Requirements: Please reproduce every record, keeping each one exactly as written.

Stored rows:
════════════════════

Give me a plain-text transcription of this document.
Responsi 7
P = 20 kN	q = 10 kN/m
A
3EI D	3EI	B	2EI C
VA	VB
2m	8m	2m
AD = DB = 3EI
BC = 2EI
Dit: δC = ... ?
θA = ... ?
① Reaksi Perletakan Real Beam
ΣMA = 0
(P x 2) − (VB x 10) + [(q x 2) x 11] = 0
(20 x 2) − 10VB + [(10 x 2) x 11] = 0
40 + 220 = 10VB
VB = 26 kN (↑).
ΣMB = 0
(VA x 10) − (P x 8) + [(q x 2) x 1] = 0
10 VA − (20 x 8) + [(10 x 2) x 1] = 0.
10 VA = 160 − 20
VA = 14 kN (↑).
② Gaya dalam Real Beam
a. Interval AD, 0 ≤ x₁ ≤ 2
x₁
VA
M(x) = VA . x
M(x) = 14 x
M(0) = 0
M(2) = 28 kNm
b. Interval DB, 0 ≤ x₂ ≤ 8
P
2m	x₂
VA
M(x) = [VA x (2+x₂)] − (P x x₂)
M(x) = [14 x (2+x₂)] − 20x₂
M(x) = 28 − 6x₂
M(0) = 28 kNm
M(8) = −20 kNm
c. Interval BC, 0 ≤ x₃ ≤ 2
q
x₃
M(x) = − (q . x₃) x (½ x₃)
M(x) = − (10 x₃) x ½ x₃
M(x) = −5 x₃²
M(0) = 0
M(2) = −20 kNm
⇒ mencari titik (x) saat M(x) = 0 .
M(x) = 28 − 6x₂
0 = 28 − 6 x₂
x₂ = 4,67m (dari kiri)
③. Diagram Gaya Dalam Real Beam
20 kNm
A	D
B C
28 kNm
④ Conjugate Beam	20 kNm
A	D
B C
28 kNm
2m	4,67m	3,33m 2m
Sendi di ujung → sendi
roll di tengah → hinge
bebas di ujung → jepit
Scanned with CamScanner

════════════════════

Expected output:
Give me a plain-text transcription of this document.
Responsi 7
P = 20 kN	q = 10 kN/m
A
3EI D	3EI	B	2EI C
VA	VB
2m	8m	2m
AD = DB = 3EI
BC = 2EI
Dit: δC = ... ?
θA = ... ?
① Reaksi Perletakan Real Beam
ΣMA = 0
(P x 2) − (VB x 10) + [(q x 2) x 11] = 0
(20 x 2) − 10VB + [(10 x 2) x 11] = 0
40 + 220 = 10VB
VB = 26 kN (↑).
ΣMB = 0
(VA x 10) − (P x 8) + [(q x 2) x 1] = 0
10 VA − (20 x 8) + [(10 x 2) x 1] = 0.
10 VA = 160 − 20
VA = 14 kN (↑).
② Gaya dalam Real Beam
a. Interval AD, 0 ≤ x₁ ≤ 2
x₁
VA
M(x) = VA . x
M(x) = 14 x
M(0) = 0
M(2) = 28 kNm
b. Interval DB, 0 ≤ x₂ ≤ 8
P
2m	x₂
VA
M(x) = [VA x (2+x₂)] − (P x x₂)
M(x) = [14 x (2+x₂)] − 20x₂
M(x) = 28 − 6x₂
M(0) = 28 kNm
M(8) = −20 kNm
c. Interval BC, 0 ≤ x₃ ≤ 2
q
x₃
M(x) = − (q . x₃) x (½ x₃)
M(x) = − (10 x₃) x ½ x₃
M(x) = −5 x₃²
M(0) = 0
M(2) = −20 kNm
⇒ mencari titik (x) saat M(x) = 0 .
M(x) = 28 − 6x₂
0 = 28 − 6 x₂
x₂ = 4,67m (dari kiri)
③. Diagram Gaya Dalam Real Beam
20 kNm
A	D
B C
28 kNm
④ Conjugate Beam	20 kNm
A	D
B C
28 kNm
2m	4,67m	3,33m 2m
Sendi di ujung → sendi
roll di tengah → hinge
bebas di ujung → jepit
Scanned with CamScanner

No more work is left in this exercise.